(Requirement)
Examine each line of the data. Copy those that contain the string "text".

Collected data entries:
>>>
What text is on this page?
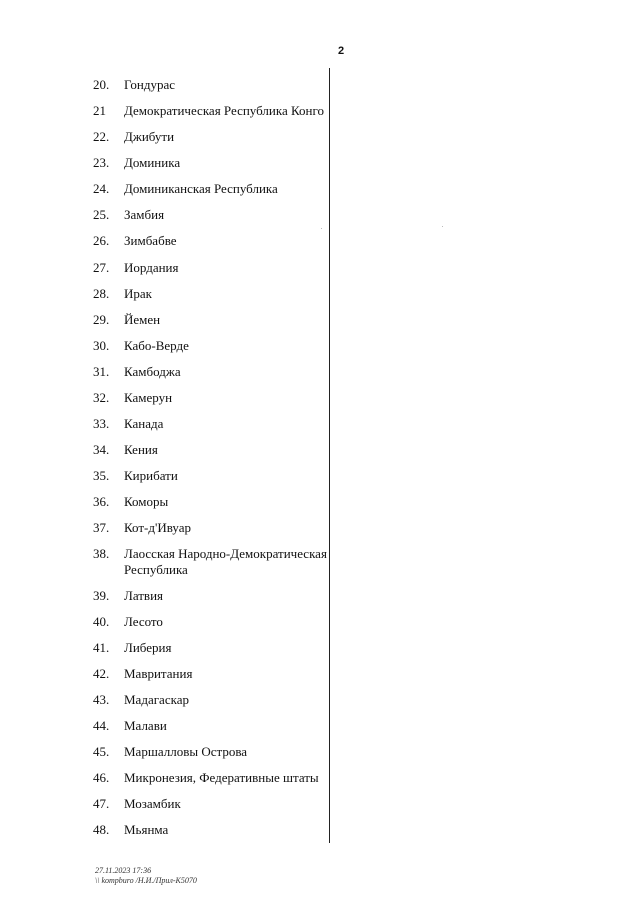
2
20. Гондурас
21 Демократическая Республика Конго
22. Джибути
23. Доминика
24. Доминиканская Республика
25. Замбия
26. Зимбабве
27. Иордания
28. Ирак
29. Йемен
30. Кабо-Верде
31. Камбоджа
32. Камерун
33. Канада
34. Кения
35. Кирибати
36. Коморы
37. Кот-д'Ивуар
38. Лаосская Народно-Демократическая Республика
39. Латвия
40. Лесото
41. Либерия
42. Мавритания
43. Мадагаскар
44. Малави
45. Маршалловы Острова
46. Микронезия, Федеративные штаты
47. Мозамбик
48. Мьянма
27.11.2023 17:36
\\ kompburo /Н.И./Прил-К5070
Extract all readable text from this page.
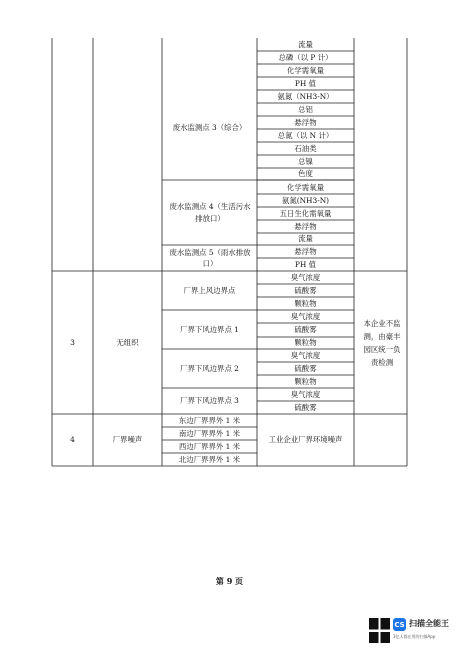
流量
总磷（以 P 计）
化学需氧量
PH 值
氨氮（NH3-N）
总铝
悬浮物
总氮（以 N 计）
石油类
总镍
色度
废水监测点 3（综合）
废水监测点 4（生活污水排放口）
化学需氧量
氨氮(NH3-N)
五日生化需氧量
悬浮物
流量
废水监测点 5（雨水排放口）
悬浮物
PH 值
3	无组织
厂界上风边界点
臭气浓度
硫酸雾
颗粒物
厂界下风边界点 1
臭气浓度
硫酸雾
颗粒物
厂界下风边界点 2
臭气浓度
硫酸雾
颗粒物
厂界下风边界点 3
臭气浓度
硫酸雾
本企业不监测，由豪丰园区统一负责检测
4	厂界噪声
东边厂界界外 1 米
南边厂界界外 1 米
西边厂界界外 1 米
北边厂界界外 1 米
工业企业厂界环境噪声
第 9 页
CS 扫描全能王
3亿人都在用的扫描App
<<<
(Solution for this task)
What text is on this page?
Extract all readable text from this page.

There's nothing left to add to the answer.